**To do:** Transcribe the listing exactly, leaving out every picture.

::::::::

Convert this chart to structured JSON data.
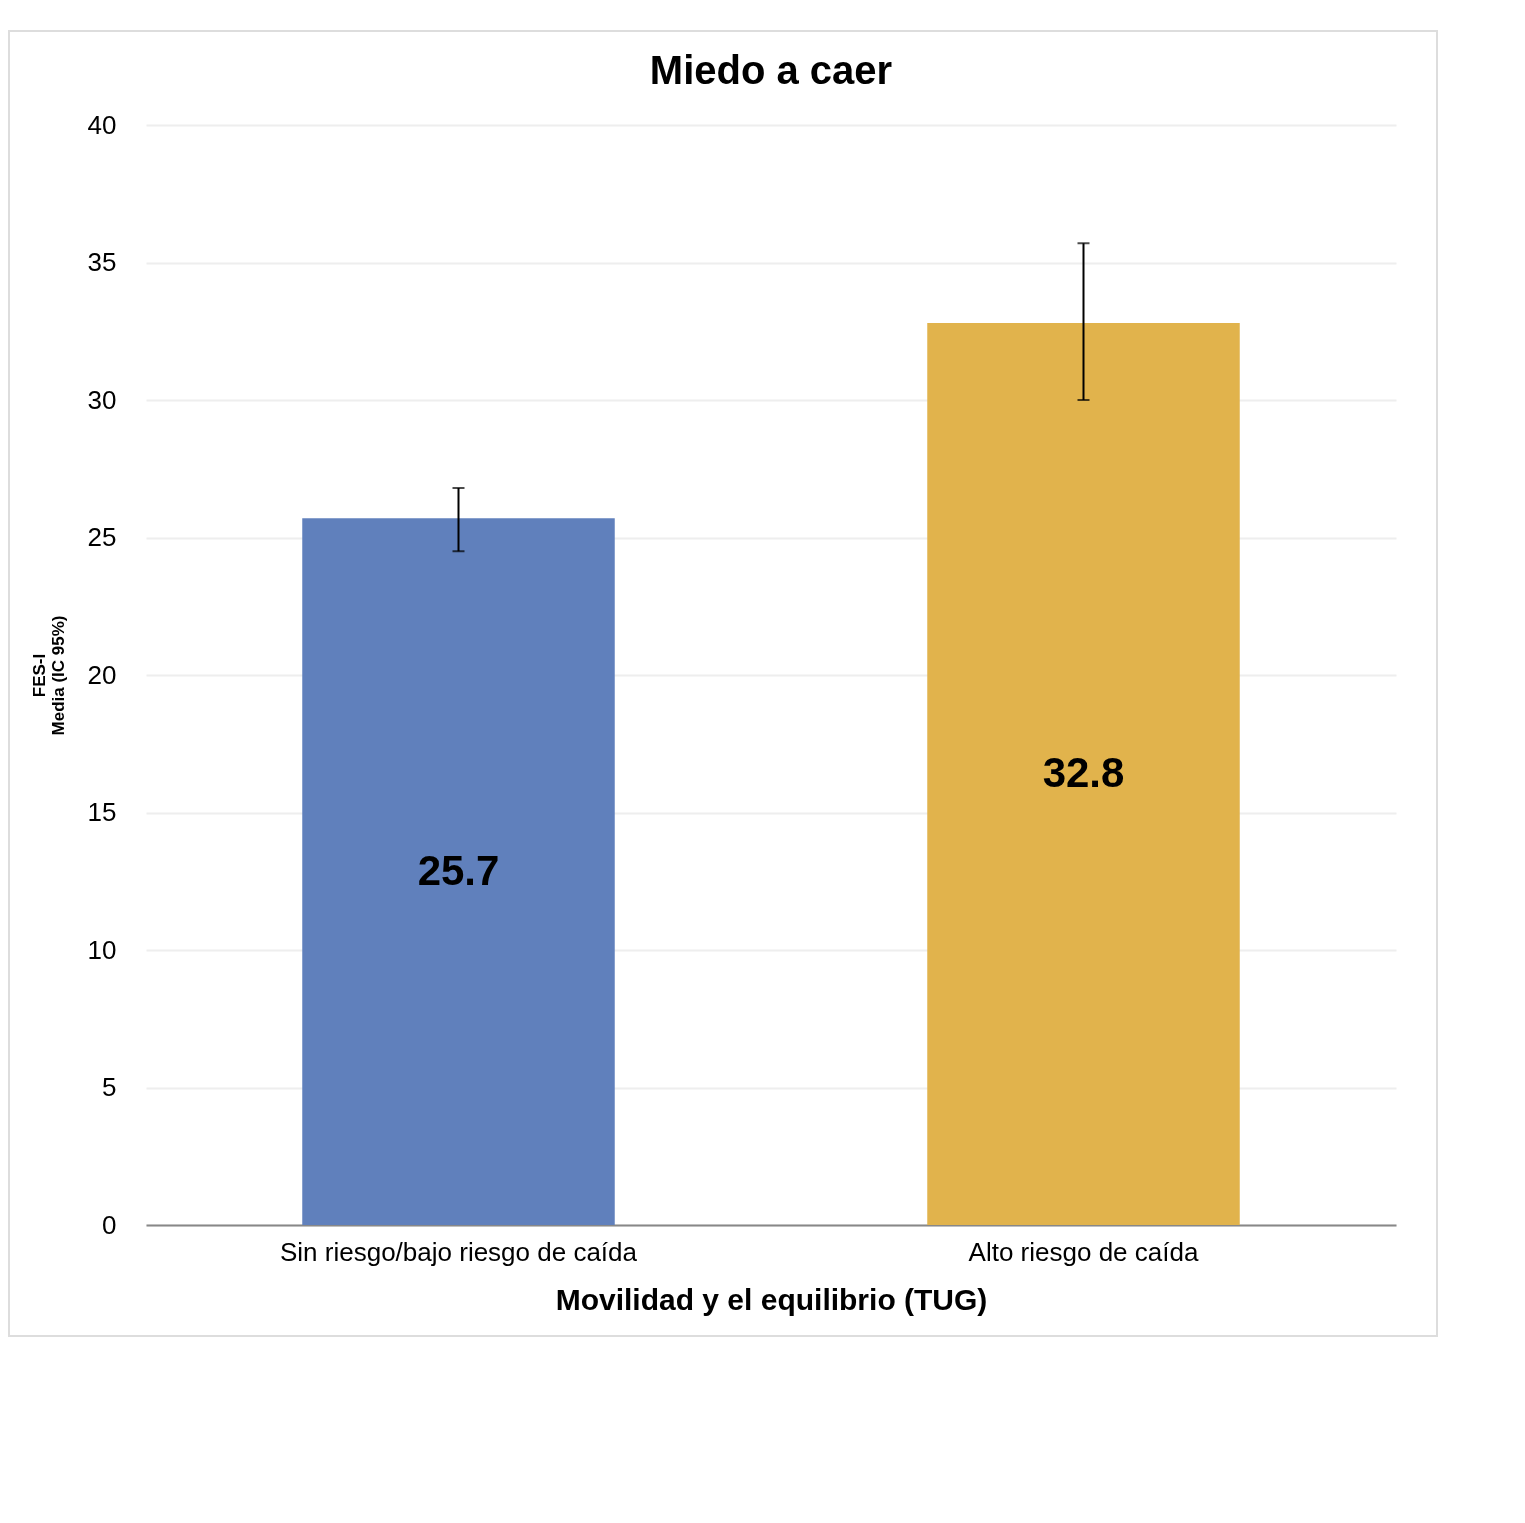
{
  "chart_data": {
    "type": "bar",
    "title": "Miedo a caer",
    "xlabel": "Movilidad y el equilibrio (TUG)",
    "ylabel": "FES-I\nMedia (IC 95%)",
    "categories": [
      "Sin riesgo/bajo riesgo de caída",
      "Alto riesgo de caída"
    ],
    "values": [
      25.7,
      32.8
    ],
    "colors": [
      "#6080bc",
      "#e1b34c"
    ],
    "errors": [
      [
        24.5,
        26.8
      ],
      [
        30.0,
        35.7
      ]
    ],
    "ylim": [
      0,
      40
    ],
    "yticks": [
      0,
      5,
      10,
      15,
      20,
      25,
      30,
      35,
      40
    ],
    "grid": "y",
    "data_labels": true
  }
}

::::::::

**Task output:**
Convert this chart to structured JSON data.
{
  "chart_data": {
    "type": "bar",
    "title": "Miedo a caer",
    "xlabel": "Movilidad y el equilibrio (TUG)",
    "ylabel": "FES-I\nMedia (IC 95%)",
    "categories": [
      "Sin riesgo/bajo riesgo de caída",
      "Alto riesgo de caída"
    ],
    "values": [
      25.7,
      32.8
    ],
    "colors": [
      "#6080bc",
      "#e1b34c"
    ],
    "errors": [
      [
        24.5,
        26.8
      ],
      [
        30.0,
        35.7
      ]
    ],
    "ylim": [
      0,
      40
    ],
    "yticks": [
      0,
      5,
      10,
      15,
      20,
      25,
      30,
      35,
      40
    ],
    "grid": "y",
    "data_labels": true
  }
}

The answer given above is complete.